[Data shown]
* * * * * * * * *

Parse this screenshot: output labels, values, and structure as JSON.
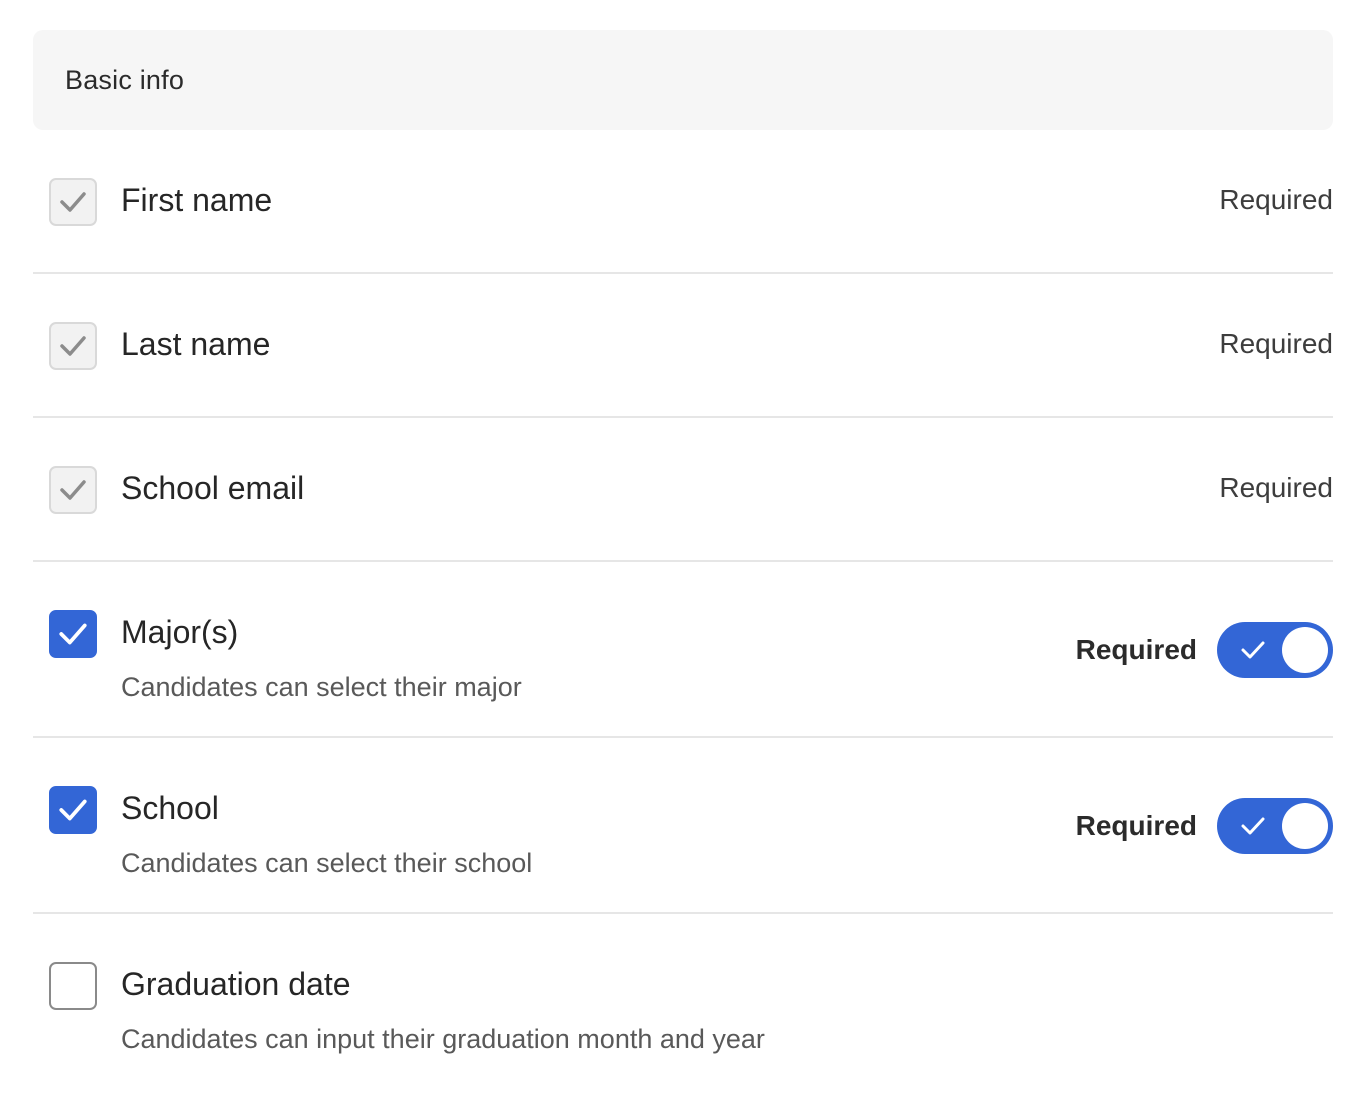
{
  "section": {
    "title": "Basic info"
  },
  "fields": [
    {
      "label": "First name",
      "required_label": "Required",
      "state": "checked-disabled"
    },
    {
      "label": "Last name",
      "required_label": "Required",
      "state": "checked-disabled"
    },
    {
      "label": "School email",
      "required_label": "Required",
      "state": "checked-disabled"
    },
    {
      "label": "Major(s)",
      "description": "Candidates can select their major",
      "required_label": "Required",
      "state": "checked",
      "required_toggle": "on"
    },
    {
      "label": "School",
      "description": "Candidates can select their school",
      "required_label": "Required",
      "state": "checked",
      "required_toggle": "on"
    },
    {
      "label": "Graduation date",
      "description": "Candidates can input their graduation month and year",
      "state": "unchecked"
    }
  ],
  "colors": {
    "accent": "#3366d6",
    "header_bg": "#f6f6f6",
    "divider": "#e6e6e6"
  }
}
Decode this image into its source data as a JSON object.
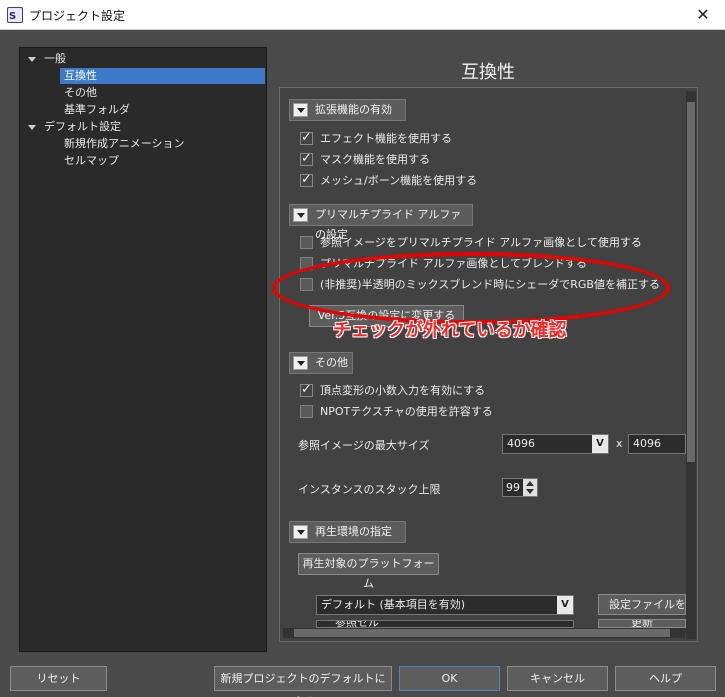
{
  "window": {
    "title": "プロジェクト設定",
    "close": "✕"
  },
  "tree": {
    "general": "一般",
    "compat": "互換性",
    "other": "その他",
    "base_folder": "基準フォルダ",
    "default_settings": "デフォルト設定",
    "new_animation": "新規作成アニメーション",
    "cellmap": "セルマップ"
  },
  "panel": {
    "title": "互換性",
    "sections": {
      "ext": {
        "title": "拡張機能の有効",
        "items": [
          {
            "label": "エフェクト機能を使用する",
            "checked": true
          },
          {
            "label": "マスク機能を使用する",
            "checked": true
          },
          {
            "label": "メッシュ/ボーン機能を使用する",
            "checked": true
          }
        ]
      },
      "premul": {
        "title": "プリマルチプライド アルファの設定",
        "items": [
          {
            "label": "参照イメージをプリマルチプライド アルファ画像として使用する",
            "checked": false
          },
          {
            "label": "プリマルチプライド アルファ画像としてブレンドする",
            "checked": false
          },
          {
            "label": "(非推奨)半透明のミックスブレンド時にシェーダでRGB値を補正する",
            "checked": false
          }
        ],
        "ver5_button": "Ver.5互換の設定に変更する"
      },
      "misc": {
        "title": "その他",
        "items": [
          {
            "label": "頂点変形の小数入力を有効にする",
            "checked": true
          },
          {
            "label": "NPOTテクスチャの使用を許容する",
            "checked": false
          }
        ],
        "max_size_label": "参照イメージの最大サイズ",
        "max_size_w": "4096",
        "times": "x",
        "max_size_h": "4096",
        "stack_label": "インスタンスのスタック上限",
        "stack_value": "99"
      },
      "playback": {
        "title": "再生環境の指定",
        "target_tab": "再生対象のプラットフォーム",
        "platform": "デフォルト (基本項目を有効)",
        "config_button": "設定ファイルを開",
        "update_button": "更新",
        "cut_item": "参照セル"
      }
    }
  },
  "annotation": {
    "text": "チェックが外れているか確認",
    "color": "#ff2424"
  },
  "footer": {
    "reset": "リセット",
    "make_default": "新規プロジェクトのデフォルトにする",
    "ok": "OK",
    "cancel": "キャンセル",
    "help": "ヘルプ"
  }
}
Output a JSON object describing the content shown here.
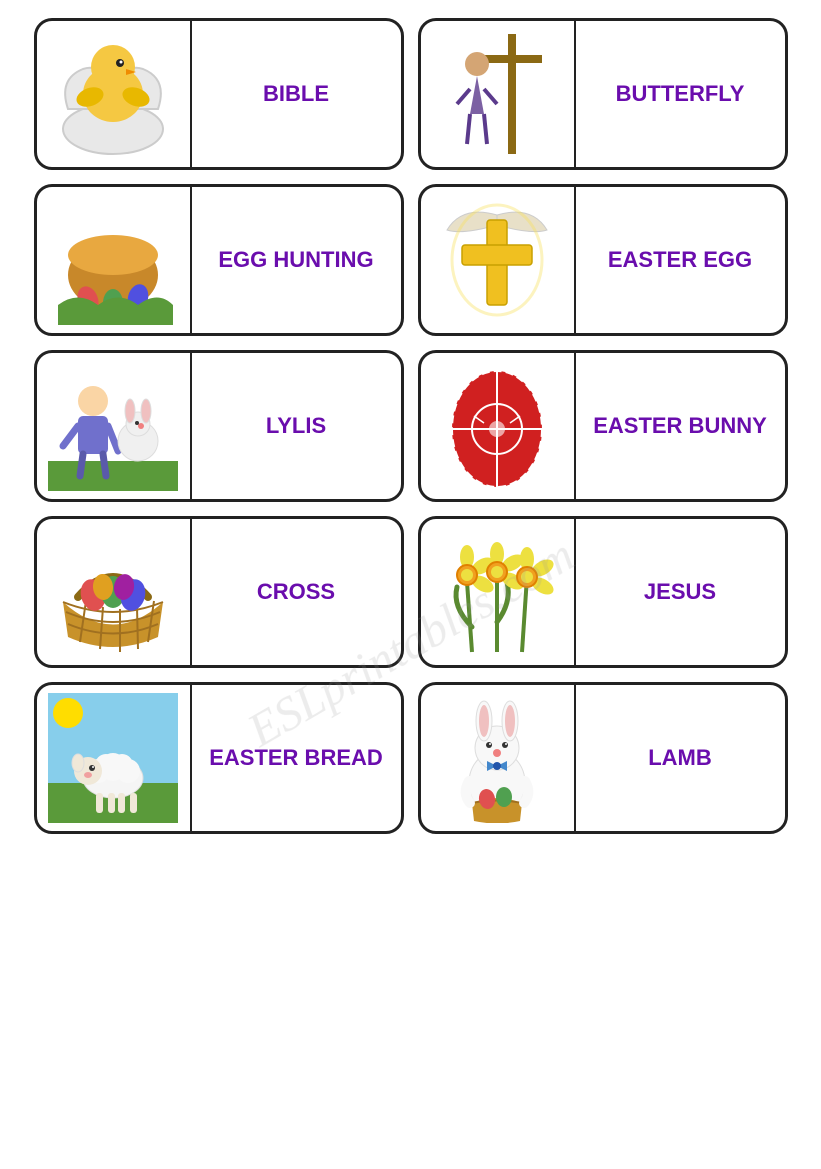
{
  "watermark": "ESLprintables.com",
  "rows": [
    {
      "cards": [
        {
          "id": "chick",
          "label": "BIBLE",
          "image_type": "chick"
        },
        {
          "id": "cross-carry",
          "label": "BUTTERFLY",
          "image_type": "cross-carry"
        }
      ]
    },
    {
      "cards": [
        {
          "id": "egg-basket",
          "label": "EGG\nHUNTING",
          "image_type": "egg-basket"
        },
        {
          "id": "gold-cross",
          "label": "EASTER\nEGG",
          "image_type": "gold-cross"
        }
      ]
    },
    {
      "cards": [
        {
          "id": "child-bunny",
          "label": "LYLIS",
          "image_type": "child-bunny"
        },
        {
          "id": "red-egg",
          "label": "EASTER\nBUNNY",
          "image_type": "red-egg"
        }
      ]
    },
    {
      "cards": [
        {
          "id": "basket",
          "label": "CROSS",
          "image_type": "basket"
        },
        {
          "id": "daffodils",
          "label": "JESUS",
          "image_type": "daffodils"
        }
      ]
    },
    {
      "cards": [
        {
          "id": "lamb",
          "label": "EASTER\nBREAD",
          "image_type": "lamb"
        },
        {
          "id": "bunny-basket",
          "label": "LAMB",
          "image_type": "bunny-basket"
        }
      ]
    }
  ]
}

* * * * * * * * *

[Challenge] Return the listing above unchanged, apart from dropping its pictures.

[Solved problem]
Parse this screenshot: output labels, values, and structure as JSON.
{
  "section": {
    "title": "Basic info"
  },
  "fields": [
    {
      "label": "First name",
      "required_label": "Required",
      "state": "checked-disabled"
    },
    {
      "label": "Last name",
      "required_label": "Required",
      "state": "checked-disabled"
    },
    {
      "label": "School email",
      "required_label": "Required",
      "state": "checked-disabled"
    },
    {
      "label": "Major(s)",
      "description": "Candidates can select their major",
      "required_label": "Required",
      "state": "checked",
      "required_toggle": "on"
    },
    {
      "label": "School",
      "description": "Candidates can select their school",
      "required_label": "Required",
      "state": "checked",
      "required_toggle": "on"
    },
    {
      "label": "Graduation date",
      "description": "Candidates can input their graduation month and year",
      "state": "unchecked"
    }
  ],
  "colors": {
    "accent": "#3366d6",
    "header_bg": "#f6f6f6",
    "divider": "#e6e6e6"
  }
}
Decode this image into its source data as a JSON object.
{
  "window": {
    "title": "プロジェクト設定",
    "close": "✕"
  },
  "tree": {
    "general": "一般",
    "compat": "互換性",
    "other": "その他",
    "base_folder": "基準フォルダ",
    "default_settings": "デフォルト設定",
    "new_animation": "新規作成アニメーション",
    "cellmap": "セルマップ"
  },
  "panel": {
    "title": "互換性",
    "sections": {
      "ext": {
        "title": "拡張機能の有効",
        "items": [
          {
            "label": "エフェクト機能を使用する",
            "checked": true
          },
          {
            "label": "マスク機能を使用する",
            "checked": true
          },
          {
            "label": "メッシュ/ボーン機能を使用する",
            "checked": true
          }
        ]
      },
      "premul": {
        "title": "プリマルチプライド アルファの設定",
        "items": [
          {
            "label": "参照イメージをプリマルチプライド アルファ画像として使用する",
            "checked": false
          },
          {
            "label": "プリマルチプライド アルファ画像としてブレンドする",
            "checked": false
          },
          {
            "label": "(非推奨)半透明のミックスブレンド時にシェーダでRGB値を補正する",
            "checked": false
          }
        ],
        "ver5_button": "Ver.5互換の設定に変更する"
      },
      "misc": {
        "title": "その他",
        "items": [
          {
            "label": "頂点変形の小数入力を有効にする",
            "checked": true
          },
          {
            "label": "NPOTテクスチャの使用を許容する",
            "checked": false
          }
        ],
        "max_size_label": "参照イメージの最大サイズ",
        "max_size_w": "4096",
        "times": "x",
        "max_size_h": "4096",
        "stack_label": "インスタンスのスタック上限",
        "stack_value": "99"
      },
      "playback": {
        "title": "再生環境の指定",
        "target_tab": "再生対象のプラットフォーム",
        "platform": "デフォルト (基本項目を有効)",
        "config_button": "設定ファイルを開",
        "update_button": "更新",
        "cut_item": "参照セル"
      }
    }
  },
  "annotation": {
    "text": "チェックが外れているか確認",
    "color": "#ff2424"
  },
  "footer": {
    "reset": "リセット",
    "make_default": "新規プロジェクトのデフォルトにする",
    "ok": "OK",
    "cancel": "キャンセル",
    "help": "ヘルプ"
  }
}
Output a JSON object describing the content shown here.
{
  "watermark": "ESLprintables.com",
  "rows": [
    {
      "cards": [
        {
          "id": "chick",
          "label": "BIBLE",
          "image_type": "chick"
        },
        {
          "id": "cross-carry",
          "label": "BUTTERFLY",
          "image_type": "cross-carry"
        }
      ]
    },
    {
      "cards": [
        {
          "id": "egg-basket",
          "label": "EGG\nHUNTING",
          "image_type": "egg-basket"
        },
        {
          "id": "gold-cross",
          "label": "EASTER\nEGG",
          "image_type": "gold-cross"
        }
      ]
    },
    {
      "cards": [
        {
          "id": "child-bunny",
          "label": "LYLIS",
          "image_type": "child-bunny"
        },
        {
          "id": "red-egg",
          "label": "EASTER\nBUNNY",
          "image_type": "red-egg"
        }
      ]
    },
    {
      "cards": [
        {
          "id": "basket",
          "label": "CROSS",
          "image_type": "basket"
        },
        {
          "id": "daffodils",
          "label": "JESUS",
          "image_type": "daffodils"
        }
      ]
    },
    {
      "cards": [
        {
          "id": "lamb",
          "label": "EASTER\nBREAD",
          "image_type": "lamb"
        },
        {
          "id": "bunny-basket",
          "label": "LAMB",
          "image_type": "bunny-basket"
        }
      ]
    }
  ]
}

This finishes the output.